> **Goal of the exercise**
Find the lines that hold "this". Report only how many there are.

[Extracts from a graphics dataset]
+ + + + + + +

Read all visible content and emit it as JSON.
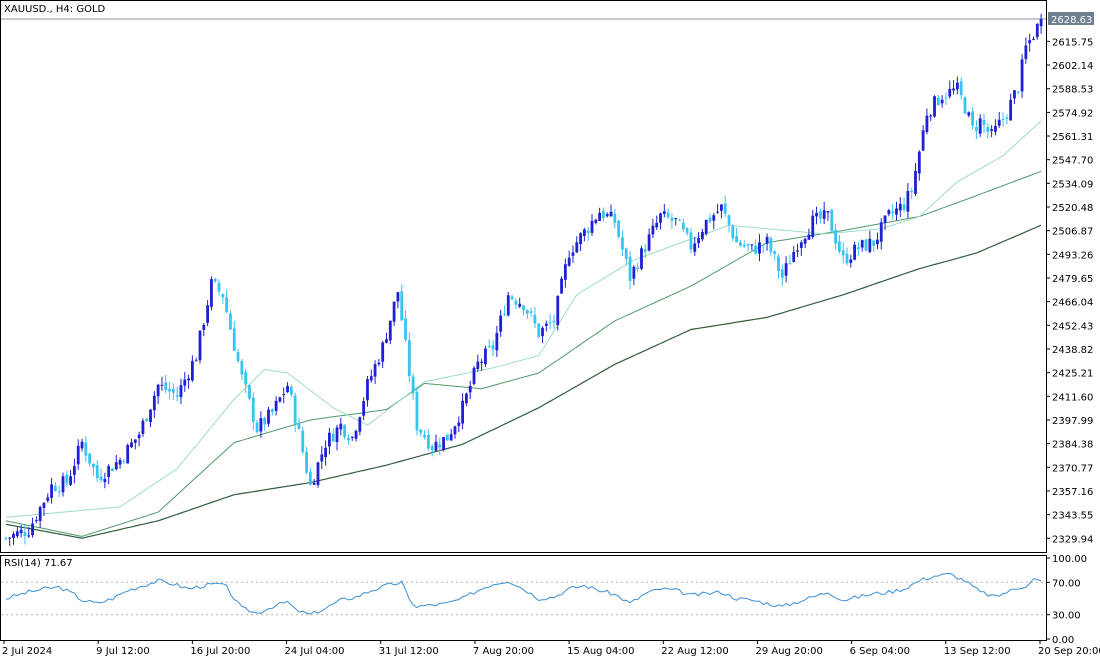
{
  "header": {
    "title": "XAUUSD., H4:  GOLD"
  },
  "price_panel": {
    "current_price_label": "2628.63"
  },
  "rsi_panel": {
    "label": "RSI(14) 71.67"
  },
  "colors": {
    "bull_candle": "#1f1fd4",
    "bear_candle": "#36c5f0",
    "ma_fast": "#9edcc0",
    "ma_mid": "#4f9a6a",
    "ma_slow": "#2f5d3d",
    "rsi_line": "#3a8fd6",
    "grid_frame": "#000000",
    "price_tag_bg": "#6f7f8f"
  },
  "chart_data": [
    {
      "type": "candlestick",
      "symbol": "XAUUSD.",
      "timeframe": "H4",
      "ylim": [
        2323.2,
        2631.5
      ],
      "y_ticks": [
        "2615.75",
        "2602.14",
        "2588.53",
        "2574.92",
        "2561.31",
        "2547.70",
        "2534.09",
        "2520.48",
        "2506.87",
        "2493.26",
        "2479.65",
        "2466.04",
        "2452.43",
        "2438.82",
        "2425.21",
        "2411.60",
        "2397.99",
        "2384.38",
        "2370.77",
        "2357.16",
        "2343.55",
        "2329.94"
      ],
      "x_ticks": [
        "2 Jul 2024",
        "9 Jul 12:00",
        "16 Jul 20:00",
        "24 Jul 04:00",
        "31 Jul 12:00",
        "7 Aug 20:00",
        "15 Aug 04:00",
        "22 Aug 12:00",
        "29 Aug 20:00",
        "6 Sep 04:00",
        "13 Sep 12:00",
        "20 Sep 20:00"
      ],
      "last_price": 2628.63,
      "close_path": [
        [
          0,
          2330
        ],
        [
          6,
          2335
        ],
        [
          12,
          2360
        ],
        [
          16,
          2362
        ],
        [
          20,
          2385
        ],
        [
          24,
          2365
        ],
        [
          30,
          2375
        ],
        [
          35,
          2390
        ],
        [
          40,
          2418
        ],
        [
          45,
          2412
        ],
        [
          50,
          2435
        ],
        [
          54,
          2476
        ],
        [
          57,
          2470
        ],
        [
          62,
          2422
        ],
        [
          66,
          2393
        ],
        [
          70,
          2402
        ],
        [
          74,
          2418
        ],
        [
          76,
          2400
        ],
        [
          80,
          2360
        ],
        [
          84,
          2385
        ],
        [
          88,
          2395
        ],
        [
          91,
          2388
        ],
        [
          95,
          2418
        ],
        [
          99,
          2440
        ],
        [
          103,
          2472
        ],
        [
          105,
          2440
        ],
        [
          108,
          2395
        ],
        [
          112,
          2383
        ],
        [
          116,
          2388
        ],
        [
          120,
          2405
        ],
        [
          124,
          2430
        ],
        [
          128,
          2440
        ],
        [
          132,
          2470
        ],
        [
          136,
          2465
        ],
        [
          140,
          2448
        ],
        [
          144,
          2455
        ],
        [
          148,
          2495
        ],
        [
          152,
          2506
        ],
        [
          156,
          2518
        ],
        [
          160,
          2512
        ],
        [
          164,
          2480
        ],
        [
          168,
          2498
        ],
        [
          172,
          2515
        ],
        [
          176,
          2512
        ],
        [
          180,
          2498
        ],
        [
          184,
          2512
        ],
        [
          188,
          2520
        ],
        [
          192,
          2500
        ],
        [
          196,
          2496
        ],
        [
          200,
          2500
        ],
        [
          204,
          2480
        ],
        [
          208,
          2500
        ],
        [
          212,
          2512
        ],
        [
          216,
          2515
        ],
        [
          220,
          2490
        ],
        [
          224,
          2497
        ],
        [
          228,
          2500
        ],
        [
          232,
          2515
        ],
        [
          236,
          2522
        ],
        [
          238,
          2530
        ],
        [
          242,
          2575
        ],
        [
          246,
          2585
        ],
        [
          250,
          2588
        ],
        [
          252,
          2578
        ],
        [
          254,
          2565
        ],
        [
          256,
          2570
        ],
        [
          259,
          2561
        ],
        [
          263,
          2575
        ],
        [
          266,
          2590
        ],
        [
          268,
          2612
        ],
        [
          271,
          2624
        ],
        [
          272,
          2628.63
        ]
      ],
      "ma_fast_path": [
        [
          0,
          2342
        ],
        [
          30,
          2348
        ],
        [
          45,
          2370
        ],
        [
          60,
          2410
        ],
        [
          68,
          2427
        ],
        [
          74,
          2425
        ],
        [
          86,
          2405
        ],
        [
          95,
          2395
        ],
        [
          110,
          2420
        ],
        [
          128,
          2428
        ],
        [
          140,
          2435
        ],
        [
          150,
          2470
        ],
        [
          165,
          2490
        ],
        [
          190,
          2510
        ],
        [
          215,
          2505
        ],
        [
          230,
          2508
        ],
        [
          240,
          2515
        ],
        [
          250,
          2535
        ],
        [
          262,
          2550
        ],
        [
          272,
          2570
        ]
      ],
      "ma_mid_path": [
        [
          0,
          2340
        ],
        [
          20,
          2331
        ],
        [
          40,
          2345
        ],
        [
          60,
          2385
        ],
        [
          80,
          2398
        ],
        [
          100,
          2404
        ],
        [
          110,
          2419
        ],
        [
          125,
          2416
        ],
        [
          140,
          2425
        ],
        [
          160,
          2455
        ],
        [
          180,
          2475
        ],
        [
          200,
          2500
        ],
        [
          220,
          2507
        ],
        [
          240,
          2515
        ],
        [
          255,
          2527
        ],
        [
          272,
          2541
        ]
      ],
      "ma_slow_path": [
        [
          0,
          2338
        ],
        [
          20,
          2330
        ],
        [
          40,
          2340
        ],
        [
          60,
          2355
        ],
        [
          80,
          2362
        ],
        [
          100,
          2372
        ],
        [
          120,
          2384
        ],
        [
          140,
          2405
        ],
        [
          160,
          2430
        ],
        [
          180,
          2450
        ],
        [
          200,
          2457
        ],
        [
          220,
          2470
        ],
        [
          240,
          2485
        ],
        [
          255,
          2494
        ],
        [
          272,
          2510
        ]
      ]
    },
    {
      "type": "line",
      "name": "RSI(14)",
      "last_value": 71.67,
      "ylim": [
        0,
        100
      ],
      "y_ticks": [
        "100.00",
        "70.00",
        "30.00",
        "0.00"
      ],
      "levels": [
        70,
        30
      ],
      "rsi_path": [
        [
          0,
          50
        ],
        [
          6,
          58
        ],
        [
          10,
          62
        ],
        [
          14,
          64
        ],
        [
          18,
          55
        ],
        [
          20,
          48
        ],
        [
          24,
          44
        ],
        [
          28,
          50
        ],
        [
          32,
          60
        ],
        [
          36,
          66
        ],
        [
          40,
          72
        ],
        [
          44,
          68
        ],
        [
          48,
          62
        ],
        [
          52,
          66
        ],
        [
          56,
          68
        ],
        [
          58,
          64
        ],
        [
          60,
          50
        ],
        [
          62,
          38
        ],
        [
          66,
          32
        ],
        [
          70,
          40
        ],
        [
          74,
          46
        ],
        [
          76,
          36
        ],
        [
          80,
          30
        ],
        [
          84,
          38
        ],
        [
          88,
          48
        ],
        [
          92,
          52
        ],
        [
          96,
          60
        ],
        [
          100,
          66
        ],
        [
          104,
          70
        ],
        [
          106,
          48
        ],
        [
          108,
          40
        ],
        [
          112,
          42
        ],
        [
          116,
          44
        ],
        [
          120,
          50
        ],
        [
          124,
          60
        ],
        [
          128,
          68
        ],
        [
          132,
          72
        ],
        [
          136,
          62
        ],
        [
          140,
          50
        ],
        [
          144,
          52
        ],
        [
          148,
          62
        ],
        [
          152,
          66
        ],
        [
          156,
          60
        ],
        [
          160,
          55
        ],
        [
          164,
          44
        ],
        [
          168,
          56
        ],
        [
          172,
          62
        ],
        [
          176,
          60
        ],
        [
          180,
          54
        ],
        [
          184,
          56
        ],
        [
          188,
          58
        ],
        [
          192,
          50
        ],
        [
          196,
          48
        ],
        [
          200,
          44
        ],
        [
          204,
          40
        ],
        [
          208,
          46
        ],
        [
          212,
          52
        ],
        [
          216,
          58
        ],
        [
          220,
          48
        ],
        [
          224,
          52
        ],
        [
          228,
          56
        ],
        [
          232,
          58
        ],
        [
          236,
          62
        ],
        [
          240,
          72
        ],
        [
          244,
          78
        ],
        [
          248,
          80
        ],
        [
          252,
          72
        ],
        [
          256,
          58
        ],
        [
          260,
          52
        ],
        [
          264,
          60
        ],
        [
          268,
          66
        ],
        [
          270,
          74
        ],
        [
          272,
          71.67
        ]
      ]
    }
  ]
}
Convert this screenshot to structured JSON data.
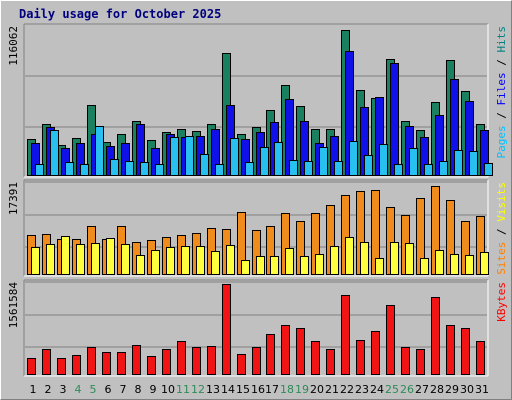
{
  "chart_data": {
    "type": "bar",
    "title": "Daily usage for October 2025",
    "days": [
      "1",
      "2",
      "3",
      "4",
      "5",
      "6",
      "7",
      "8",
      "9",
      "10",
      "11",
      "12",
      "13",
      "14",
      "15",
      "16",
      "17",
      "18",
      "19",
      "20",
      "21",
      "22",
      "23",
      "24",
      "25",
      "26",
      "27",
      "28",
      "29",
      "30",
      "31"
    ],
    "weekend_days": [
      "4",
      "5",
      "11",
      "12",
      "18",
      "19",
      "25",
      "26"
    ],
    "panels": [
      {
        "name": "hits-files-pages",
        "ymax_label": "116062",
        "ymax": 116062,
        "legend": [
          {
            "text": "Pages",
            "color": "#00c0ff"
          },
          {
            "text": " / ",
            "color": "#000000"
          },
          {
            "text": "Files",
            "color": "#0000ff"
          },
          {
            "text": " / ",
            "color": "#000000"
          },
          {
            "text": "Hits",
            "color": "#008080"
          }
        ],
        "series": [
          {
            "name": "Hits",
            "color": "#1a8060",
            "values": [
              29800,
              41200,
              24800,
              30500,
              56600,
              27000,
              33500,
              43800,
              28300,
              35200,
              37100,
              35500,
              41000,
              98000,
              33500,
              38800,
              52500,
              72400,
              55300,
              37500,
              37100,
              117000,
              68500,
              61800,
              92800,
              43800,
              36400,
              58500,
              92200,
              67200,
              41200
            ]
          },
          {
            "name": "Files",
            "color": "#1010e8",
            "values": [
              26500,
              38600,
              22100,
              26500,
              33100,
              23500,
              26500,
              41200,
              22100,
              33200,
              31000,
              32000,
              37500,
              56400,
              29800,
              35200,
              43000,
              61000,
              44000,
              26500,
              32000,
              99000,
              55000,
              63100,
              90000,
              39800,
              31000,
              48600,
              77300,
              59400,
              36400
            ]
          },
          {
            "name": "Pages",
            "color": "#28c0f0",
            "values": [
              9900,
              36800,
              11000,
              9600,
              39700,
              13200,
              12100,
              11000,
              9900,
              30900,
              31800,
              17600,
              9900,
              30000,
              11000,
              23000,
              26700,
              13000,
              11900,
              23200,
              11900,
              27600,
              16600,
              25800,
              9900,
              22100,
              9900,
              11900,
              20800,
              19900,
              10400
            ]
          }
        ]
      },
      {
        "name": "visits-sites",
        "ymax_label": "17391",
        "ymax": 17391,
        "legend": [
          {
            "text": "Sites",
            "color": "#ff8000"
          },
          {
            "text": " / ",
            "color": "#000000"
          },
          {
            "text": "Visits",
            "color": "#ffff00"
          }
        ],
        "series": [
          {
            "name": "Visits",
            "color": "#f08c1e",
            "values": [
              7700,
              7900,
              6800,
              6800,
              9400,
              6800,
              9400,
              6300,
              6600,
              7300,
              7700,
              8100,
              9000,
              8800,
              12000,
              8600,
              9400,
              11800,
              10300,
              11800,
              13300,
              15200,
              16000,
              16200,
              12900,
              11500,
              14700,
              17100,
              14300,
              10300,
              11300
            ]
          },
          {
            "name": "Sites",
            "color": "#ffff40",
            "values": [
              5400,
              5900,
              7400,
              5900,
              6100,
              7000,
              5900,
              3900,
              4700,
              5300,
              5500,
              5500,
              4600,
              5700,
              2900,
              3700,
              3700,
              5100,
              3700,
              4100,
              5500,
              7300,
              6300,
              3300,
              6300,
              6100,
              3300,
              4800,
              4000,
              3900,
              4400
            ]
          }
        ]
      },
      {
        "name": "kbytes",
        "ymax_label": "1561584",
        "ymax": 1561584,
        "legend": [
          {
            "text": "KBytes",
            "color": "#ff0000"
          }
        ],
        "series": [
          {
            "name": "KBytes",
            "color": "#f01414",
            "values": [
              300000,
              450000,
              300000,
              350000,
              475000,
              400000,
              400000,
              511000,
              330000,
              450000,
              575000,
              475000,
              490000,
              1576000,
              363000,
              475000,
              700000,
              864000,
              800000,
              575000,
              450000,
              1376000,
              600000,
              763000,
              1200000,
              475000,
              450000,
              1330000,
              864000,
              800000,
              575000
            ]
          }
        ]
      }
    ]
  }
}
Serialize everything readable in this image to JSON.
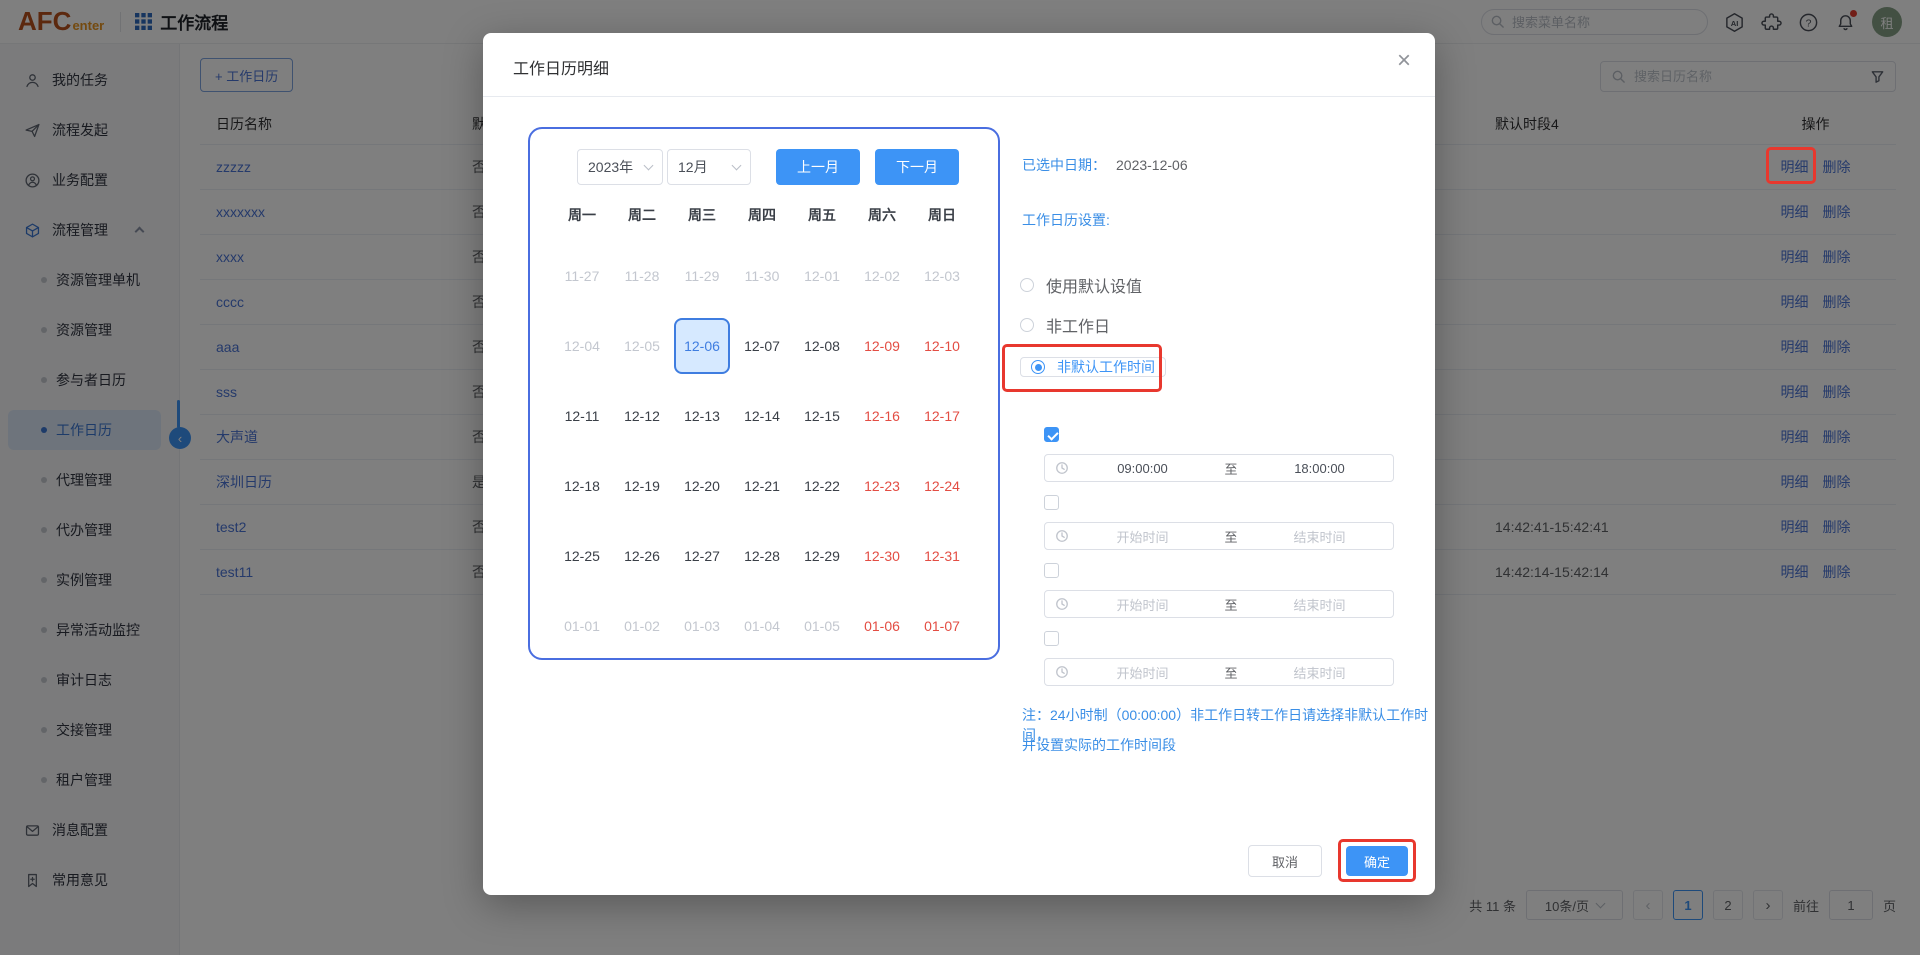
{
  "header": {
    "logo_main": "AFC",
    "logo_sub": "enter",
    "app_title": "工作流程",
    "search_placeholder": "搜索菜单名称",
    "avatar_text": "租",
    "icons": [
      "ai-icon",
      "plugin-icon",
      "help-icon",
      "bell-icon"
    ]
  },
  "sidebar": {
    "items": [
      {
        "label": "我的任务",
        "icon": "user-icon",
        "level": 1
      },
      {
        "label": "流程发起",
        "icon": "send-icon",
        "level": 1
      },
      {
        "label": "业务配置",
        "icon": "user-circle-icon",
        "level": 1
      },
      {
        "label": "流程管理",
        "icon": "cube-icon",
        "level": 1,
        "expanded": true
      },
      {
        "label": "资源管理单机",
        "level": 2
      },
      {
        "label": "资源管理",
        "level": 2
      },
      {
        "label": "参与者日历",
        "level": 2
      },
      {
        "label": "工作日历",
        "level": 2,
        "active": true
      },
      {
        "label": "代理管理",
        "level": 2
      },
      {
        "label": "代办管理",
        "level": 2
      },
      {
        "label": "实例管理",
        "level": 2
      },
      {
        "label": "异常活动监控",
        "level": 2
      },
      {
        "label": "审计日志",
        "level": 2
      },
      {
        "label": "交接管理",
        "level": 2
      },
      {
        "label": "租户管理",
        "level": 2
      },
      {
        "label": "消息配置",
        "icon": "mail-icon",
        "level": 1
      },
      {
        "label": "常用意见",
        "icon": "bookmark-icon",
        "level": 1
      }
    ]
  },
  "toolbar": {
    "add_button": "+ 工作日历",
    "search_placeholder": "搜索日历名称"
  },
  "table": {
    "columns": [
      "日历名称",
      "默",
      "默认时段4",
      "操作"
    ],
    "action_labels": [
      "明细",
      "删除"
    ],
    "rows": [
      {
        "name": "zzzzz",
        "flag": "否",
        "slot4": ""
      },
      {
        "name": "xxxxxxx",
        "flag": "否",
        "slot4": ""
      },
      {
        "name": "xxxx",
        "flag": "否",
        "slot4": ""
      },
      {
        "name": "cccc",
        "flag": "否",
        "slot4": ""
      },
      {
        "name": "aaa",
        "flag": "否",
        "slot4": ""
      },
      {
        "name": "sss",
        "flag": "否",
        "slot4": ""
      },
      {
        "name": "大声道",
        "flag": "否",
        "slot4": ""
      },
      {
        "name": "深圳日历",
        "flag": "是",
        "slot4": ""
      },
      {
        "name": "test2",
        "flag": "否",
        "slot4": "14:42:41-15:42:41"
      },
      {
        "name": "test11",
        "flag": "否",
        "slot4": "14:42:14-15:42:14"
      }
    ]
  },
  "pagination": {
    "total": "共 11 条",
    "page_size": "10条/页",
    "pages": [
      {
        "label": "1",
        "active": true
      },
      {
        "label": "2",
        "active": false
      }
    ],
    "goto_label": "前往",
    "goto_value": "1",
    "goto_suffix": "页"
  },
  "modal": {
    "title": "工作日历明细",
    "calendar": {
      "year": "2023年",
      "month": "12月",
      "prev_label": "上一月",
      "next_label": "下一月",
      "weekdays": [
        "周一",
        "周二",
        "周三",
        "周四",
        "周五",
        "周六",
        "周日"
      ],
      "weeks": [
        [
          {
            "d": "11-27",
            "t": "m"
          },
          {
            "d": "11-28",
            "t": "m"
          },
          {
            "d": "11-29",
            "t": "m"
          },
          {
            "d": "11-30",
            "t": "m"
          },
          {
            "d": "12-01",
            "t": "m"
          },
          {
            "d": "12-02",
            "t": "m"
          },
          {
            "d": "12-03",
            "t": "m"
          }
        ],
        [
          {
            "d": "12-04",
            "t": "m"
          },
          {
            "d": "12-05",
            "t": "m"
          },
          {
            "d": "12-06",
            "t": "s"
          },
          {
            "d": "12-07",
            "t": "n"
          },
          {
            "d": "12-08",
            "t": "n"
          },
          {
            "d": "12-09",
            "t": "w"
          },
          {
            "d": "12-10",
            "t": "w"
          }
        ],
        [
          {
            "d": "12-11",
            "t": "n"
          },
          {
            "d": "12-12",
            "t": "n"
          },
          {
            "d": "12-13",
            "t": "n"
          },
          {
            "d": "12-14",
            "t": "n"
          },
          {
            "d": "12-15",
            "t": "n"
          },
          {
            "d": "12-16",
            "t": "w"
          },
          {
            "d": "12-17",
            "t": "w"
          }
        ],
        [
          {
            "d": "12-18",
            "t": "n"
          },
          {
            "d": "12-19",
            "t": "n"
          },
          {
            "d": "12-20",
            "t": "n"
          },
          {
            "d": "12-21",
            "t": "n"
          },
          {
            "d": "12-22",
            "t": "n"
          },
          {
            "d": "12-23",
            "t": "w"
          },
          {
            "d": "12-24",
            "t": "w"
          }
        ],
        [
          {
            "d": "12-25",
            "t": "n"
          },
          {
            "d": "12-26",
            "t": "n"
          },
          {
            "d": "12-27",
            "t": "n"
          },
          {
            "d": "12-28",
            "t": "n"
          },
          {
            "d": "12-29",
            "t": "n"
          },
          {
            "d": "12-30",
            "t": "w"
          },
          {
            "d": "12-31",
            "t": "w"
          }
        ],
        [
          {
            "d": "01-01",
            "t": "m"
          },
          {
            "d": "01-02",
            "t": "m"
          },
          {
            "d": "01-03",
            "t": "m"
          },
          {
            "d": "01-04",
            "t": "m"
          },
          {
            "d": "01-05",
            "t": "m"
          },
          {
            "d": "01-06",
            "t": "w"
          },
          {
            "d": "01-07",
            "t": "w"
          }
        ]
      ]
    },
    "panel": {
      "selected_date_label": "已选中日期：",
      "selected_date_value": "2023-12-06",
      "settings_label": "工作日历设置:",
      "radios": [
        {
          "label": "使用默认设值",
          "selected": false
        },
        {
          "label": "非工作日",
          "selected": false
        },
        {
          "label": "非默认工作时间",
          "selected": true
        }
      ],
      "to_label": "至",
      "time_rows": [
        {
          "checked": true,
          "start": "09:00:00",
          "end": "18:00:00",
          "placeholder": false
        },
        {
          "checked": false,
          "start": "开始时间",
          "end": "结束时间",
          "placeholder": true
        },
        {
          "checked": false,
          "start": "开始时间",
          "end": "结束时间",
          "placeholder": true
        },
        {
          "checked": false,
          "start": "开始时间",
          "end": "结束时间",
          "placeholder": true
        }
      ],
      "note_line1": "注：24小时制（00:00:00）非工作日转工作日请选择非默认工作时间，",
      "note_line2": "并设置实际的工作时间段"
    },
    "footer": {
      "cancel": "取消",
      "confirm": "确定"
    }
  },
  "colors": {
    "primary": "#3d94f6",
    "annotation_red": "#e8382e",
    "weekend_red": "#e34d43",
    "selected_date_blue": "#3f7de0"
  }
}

+ + + + + + +

> **Output of the task**
2